• _MATERIAL PROVIDED_:
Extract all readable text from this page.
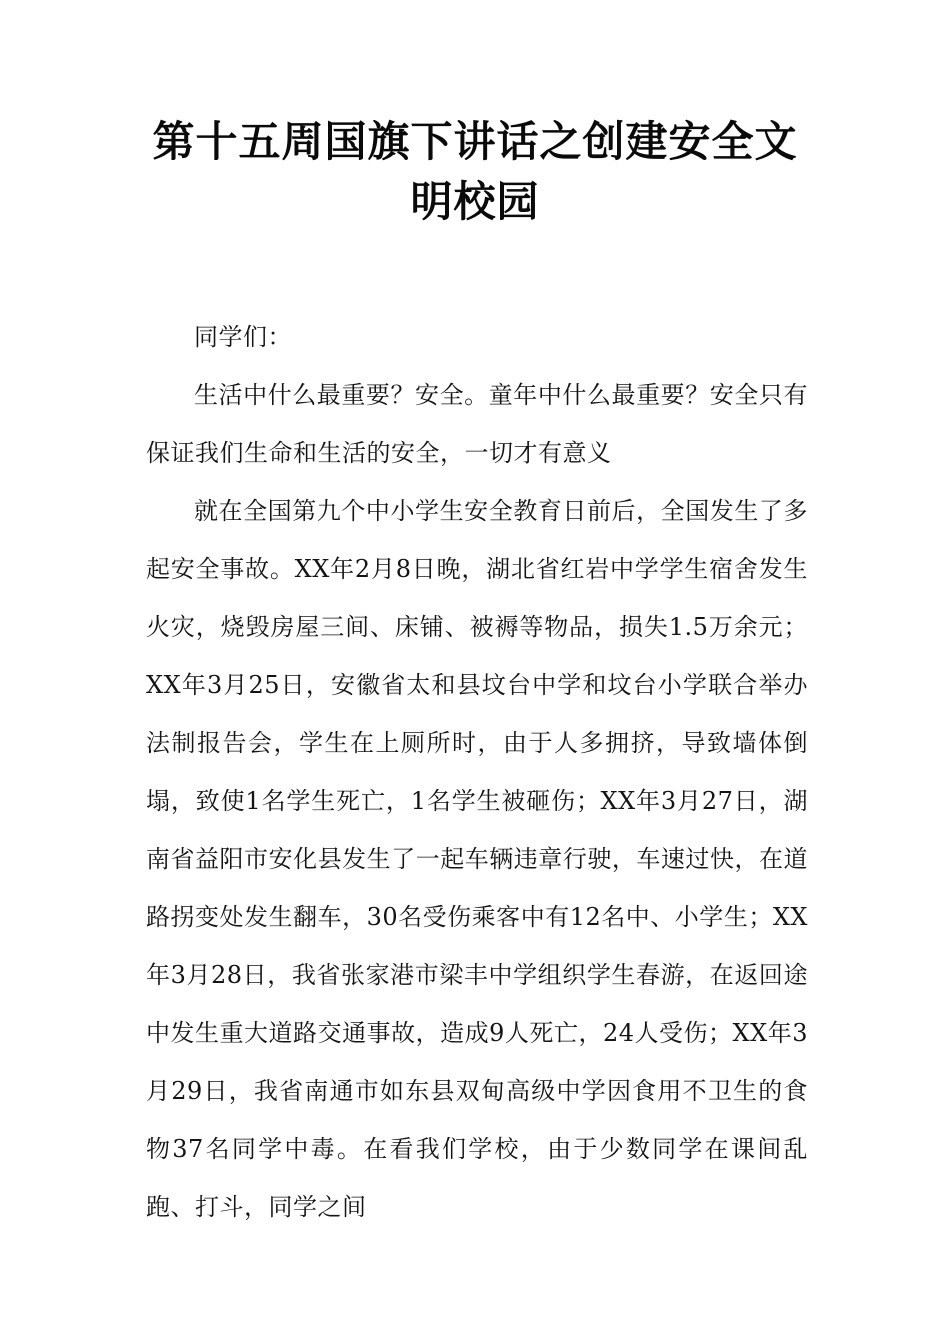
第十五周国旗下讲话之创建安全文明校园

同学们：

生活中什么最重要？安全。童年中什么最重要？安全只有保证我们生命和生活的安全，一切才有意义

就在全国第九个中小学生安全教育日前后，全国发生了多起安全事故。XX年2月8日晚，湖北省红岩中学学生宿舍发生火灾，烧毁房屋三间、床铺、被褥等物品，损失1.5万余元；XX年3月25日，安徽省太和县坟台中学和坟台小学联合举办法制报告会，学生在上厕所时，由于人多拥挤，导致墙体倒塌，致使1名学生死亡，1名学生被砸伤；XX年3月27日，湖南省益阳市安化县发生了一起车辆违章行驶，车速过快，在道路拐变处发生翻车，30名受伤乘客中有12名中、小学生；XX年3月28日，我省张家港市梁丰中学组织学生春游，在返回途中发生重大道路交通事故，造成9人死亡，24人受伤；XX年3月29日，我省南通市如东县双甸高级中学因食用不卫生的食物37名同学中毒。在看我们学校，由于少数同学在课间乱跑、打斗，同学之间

• _TASK GOAL_:
Repeat all of the data above word for word, minus the pictures.

• _COMPLETE RESPONSE_:
Extract all readable text from this page.
第十五周国旗下讲话之创建安全文明校园

同学们：

生活中什么最重要？安全。童年中什么最重要？安全只有保证我们生命和生活的安全，一切才有意义

就在全国第九个中小学生安全教育日前后，全国发生了多起安全事故。XX年2月8日晚，湖北省红岩中学学生宿舍发生火灾，烧毁房屋三间、床铺、被褥等物品，损失1.5万余元；XX年3月25日，安徽省太和县坟台中学和坟台小学联合举办法制报告会，学生在上厕所时，由于人多拥挤，导致墙体倒塌，致使1名学生死亡，1名学生被砸伤；XX年3月27日，湖南省益阳市安化县发生了一起车辆违章行驶，车速过快，在道路拐变处发生翻车，30名受伤乘客中有12名中、小学生；XX年3月28日，我省张家港市梁丰中学组织学生春游，在返回途中发生重大道路交通事故，造成9人死亡，24人受伤；XX年3月29日，我省南通市如东县双甸高级中学因食用不卫生的食物37名同学中毒。在看我们学校，由于少数同学在课间乱跑、打斗，同学之间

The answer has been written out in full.